## PROBLEM STATEMENT
Set down all the entries again, word for word.
■ ■ ■
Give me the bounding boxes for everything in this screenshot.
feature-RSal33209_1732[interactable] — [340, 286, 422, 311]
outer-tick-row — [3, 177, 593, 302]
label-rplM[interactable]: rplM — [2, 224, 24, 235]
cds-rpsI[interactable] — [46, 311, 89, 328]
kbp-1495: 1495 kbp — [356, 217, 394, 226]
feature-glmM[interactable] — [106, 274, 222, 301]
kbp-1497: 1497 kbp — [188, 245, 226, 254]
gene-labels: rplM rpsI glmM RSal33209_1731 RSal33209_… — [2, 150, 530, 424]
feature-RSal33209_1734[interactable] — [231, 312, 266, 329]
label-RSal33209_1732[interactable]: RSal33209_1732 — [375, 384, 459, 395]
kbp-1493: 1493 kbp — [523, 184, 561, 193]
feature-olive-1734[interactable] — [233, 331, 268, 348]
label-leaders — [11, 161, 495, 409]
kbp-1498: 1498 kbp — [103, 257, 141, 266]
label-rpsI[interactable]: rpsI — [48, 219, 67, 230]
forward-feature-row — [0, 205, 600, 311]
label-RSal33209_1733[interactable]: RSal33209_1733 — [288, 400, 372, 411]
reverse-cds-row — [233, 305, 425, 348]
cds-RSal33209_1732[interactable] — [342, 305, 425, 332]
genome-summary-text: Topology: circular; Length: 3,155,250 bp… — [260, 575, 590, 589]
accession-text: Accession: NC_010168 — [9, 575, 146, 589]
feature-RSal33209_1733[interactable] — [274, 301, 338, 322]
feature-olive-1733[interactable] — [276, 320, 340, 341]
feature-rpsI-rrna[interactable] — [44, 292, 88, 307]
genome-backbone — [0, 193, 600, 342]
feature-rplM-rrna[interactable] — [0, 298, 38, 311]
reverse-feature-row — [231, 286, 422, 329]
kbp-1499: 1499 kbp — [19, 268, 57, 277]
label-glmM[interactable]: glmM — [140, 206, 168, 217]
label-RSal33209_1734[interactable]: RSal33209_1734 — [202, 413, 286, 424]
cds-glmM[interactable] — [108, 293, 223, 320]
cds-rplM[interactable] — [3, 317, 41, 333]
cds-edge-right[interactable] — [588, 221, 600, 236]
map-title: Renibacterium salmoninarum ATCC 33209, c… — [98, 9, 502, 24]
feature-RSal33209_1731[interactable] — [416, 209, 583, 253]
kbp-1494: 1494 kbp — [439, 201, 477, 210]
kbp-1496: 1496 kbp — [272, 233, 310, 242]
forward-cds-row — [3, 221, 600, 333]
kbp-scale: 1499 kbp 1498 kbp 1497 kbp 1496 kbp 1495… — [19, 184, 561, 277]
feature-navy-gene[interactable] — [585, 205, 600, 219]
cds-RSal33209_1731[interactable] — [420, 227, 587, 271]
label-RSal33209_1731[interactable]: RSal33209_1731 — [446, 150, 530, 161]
■ ■ ■
## THE COMPLETED TASK
Give me the bounding boxes for everything in this screenshot.
feature-RSal33209_1732[interactable] — [340, 286, 422, 311]
outer-tick-row — [3, 177, 593, 302]
label-rplM[interactable]: rplM — [2, 224, 24, 235]
cds-rpsI[interactable] — [46, 311, 89, 328]
kbp-1495: 1495 kbp — [356, 217, 394, 226]
feature-glmM[interactable] — [106, 274, 222, 301]
kbp-1497: 1497 kbp — [188, 245, 226, 254]
gene-labels: rplM rpsI glmM RSal33209_1731 RSal33209_… — [2, 150, 530, 424]
feature-RSal33209_1734[interactable] — [231, 312, 266, 329]
label-RSal33209_1732[interactable]: RSal33209_1732 — [375, 384, 459, 395]
kbp-1493: 1493 kbp — [523, 184, 561, 193]
feature-olive-1734[interactable] — [233, 331, 268, 348]
label-leaders — [11, 161, 495, 409]
kbp-1498: 1498 kbp — [103, 257, 141, 266]
label-rpsI[interactable]: rpsI — [48, 219, 67, 230]
forward-feature-row — [0, 205, 600, 311]
label-RSal33209_1733[interactable]: RSal33209_1733 — [288, 400, 372, 411]
reverse-cds-row — [233, 305, 425, 348]
cds-RSal33209_1732[interactable] — [342, 305, 425, 332]
genome-summary-text: Topology: circular; Length: 3,155,250 bp… — [260, 575, 590, 589]
accession-text: Accession: NC_010168 — [9, 575, 146, 589]
feature-RSal33209_1733[interactable] — [274, 301, 338, 322]
feature-olive-1733[interactable] — [276, 320, 340, 341]
feature-rpsI-rrna[interactable] — [44, 292, 88, 307]
genome-backbone — [0, 193, 600, 342]
feature-rplM-rrna[interactable] — [0, 298, 38, 311]
reverse-feature-row — [231, 286, 422, 329]
kbp-1499: 1499 kbp — [19, 268, 57, 277]
label-glmM[interactable]: glmM — [140, 206, 168, 217]
label-RSal33209_1734[interactable]: RSal33209_1734 — [202, 413, 286, 424]
cds-glmM[interactable] — [108, 293, 223, 320]
cds-rplM[interactable] — [3, 317, 41, 333]
cds-edge-right[interactable] — [588, 221, 600, 236]
map-title: Renibacterium salmoninarum ATCC 33209, c… — [98, 9, 502, 24]
feature-RSal33209_1731[interactable] — [416, 209, 583, 253]
kbp-1494: 1494 kbp — [439, 201, 477, 210]
kbp-1496: 1496 kbp — [272, 233, 310, 242]
forward-cds-row — [3, 221, 600, 333]
kbp-scale: 1499 kbp 1498 kbp 1497 kbp 1496 kbp 1495… — [19, 184, 561, 277]
feature-navy-gene[interactable] — [585, 205, 600, 219]
cds-RSal33209_1731[interactable] — [420, 227, 587, 271]
label-RSal33209_1731[interactable]: RSal33209_1731 — [446, 150, 530, 161]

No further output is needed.